● **What is expected**:
Pull out every line with the word "全国部分城市机制砂价格".
>> Begin Data shown
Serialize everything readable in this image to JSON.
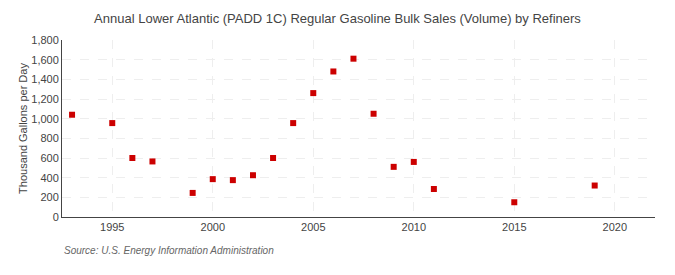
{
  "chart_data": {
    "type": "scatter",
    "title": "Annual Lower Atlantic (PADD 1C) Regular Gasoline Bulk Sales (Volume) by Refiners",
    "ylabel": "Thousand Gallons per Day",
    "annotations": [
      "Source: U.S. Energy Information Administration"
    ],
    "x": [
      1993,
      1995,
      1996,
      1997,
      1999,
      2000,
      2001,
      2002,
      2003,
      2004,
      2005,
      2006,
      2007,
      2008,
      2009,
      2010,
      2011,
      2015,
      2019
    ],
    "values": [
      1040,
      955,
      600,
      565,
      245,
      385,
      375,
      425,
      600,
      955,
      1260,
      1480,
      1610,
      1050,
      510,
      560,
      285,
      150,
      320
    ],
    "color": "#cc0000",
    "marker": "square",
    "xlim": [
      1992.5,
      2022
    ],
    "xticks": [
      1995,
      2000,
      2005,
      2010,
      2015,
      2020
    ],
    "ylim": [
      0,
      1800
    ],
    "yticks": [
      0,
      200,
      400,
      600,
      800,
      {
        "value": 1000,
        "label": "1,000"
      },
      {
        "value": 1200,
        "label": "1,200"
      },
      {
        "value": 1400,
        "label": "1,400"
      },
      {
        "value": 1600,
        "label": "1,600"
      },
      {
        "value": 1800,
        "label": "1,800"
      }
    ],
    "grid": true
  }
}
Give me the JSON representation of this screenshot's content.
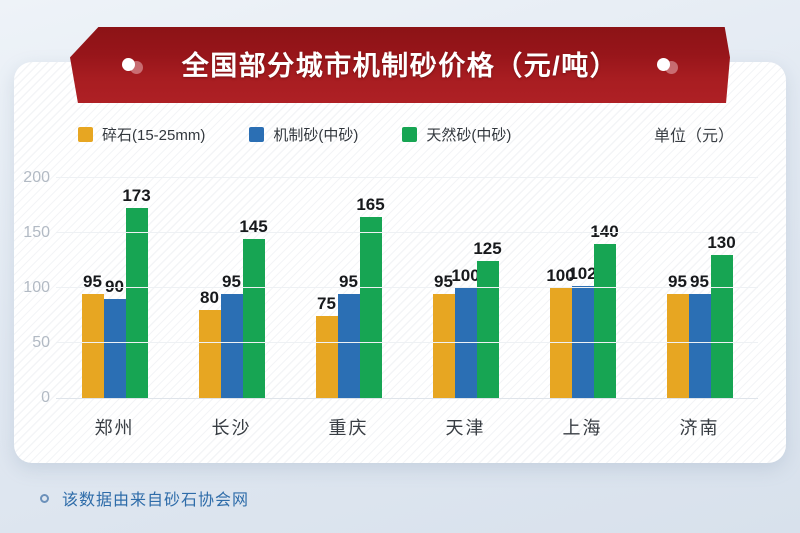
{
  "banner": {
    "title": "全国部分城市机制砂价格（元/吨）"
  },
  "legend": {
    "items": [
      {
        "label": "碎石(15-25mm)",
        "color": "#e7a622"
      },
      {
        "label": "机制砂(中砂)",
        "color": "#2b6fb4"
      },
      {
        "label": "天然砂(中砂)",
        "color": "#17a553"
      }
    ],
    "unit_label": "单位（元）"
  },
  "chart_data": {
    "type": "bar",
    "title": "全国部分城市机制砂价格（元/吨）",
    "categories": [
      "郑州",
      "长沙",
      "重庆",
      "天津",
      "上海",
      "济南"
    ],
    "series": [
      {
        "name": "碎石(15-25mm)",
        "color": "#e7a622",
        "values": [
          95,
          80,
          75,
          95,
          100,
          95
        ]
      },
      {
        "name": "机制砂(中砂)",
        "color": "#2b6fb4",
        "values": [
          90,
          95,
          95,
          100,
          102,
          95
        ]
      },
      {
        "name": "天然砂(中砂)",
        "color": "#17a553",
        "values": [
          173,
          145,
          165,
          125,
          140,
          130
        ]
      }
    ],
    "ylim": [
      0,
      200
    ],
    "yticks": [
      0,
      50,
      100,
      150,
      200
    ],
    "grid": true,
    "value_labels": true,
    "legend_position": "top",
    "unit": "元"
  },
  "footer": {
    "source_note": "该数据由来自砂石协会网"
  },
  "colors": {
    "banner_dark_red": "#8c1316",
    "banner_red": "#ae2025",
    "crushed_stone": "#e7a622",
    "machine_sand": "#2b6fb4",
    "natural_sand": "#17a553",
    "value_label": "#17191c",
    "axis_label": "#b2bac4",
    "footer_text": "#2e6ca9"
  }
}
>> End Data shown
>> Begin Data shown
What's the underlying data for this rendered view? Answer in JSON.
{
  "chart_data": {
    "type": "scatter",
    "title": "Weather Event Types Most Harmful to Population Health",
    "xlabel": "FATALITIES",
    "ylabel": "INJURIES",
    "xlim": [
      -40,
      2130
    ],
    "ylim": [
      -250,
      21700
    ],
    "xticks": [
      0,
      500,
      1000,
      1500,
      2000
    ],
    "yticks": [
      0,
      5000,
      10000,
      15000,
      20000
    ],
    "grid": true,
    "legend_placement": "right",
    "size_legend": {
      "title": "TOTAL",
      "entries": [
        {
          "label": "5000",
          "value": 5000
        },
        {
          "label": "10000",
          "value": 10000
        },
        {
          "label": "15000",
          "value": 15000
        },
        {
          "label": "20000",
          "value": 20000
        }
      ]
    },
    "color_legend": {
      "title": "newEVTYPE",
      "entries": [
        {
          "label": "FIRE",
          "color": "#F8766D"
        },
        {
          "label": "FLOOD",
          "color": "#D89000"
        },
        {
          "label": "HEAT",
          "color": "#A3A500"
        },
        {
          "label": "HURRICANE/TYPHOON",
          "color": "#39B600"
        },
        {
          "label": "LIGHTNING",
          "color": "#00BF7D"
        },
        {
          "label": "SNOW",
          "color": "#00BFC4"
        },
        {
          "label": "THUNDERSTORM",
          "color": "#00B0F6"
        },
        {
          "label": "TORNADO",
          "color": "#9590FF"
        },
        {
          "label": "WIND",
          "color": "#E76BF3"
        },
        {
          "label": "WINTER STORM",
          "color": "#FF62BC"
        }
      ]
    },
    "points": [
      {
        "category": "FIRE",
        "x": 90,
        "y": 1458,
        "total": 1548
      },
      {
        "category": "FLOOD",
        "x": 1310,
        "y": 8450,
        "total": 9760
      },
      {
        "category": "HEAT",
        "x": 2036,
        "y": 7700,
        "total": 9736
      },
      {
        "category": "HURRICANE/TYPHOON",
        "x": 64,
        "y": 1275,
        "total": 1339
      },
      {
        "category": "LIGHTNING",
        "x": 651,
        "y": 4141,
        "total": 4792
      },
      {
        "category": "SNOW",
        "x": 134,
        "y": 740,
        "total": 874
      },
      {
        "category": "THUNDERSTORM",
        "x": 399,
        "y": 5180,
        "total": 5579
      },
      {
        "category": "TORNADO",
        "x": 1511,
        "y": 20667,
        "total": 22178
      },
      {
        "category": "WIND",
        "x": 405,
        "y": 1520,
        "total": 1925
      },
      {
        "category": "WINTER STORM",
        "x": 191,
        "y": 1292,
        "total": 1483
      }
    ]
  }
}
>> End Data shown
● **Expected answer**:
    "title": "全国部分城市机制砂价格（元/吨）"
    "title": "全国部分城市机制砂价格（元/吨）",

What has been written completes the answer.